[Recorded data]
=-=-=
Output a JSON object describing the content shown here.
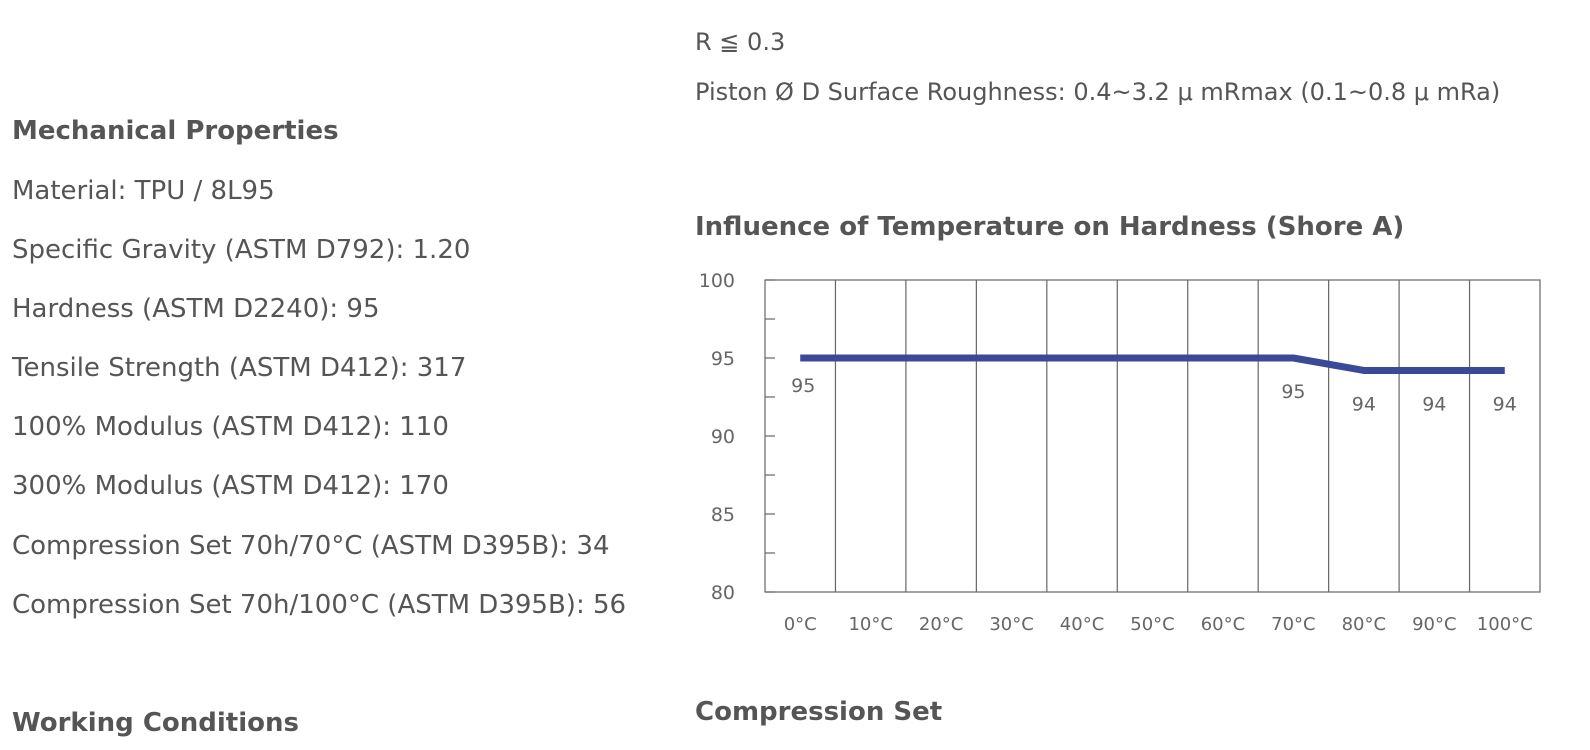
{
  "left": {
    "mechanical_heading": "Mechanical Properties",
    "properties": [
      "Material: TPU / 8L95",
      "Specific Gravity (ASTM D792): 1.20",
      "Hardness (ASTM D2240): 95",
      "Tensile Strength (ASTM D412): 317",
      "100% Modulus (ASTM D412): 110",
      "300% Modulus (ASTM D412): 170",
      "Compression Set 70h/70°C (ASTM D395B): 34",
      "Compression Set 70h/100°C (ASTM D395B): 56"
    ],
    "working_heading": "Working Conditions"
  },
  "right": {
    "notes": [
      "R ≦ 0.3",
      "Piston Ø D Surface Roughness: 0.4~3.2 μ mRmax (0.1~0.8 μ mRa)"
    ],
    "compression_heading": "Compression Set"
  },
  "chart_data": {
    "type": "line",
    "title": "Influence of Temperature on Hardness (Shore A)",
    "categories": [
      "0°C",
      "10°C",
      "20°C",
      "30°C",
      "40°C",
      "50°C",
      "60°C",
      "70°C",
      "80°C",
      "90°C",
      "100°C"
    ],
    "values": [
      95,
      95,
      95,
      95,
      95,
      95,
      95,
      95,
      94.2,
      94.2,
      94.2
    ],
    "data_labels": [
      {
        "index": 0,
        "text": "95"
      },
      {
        "index": 7,
        "text": "95"
      },
      {
        "index": 8,
        "text": "94"
      },
      {
        "index": 9,
        "text": "94"
      },
      {
        "index": 10,
        "text": "94"
      }
    ],
    "y_ticks": [
      100,
      95,
      90,
      85,
      80
    ],
    "ylim": [
      80,
      100
    ],
    "grid": "vertical",
    "line_color": "#3b4a96",
    "xlabel": "",
    "ylabel": ""
  }
}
=-=-=
- WORK TO COMPLETE: Pictures stay out; repeat all the rest of the records exactly.

- FINAL RESULT:
Output a JSON object describing the content shown here.
{
  "left": {
    "mechanical_heading": "Mechanical Properties",
    "properties": [
      "Material: TPU / 8L95",
      "Specific Gravity (ASTM D792): 1.20",
      "Hardness (ASTM D2240): 95",
      "Tensile Strength (ASTM D412): 317",
      "100% Modulus (ASTM D412): 110",
      "300% Modulus (ASTM D412): 170",
      "Compression Set 70h/70°C (ASTM D395B): 34",
      "Compression Set 70h/100°C (ASTM D395B): 56"
    ],
    "working_heading": "Working Conditions"
  },
  "right": {
    "notes": [
      "R ≦ 0.3",
      "Piston Ø D Surface Roughness: 0.4~3.2 μ mRmax (0.1~0.8 μ mRa)"
    ],
    "compression_heading": "Compression Set"
  },
  "chart_data": {
    "type": "line",
    "title": "Influence of Temperature on Hardness (Shore A)",
    "categories": [
      "0°C",
      "10°C",
      "20°C",
      "30°C",
      "40°C",
      "50°C",
      "60°C",
      "70°C",
      "80°C",
      "90°C",
      "100°C"
    ],
    "values": [
      95,
      95,
      95,
      95,
      95,
      95,
      95,
      95,
      94.2,
      94.2,
      94.2
    ],
    "data_labels": [
      {
        "index": 0,
        "text": "95"
      },
      {
        "index": 7,
        "text": "95"
      },
      {
        "index": 8,
        "text": "94"
      },
      {
        "index": 9,
        "text": "94"
      },
      {
        "index": 10,
        "text": "94"
      }
    ],
    "y_ticks": [
      100,
      95,
      90,
      85,
      80
    ],
    "ylim": [
      80,
      100
    ],
    "grid": "vertical",
    "line_color": "#3b4a96",
    "xlabel": "",
    "ylabel": ""
  }
}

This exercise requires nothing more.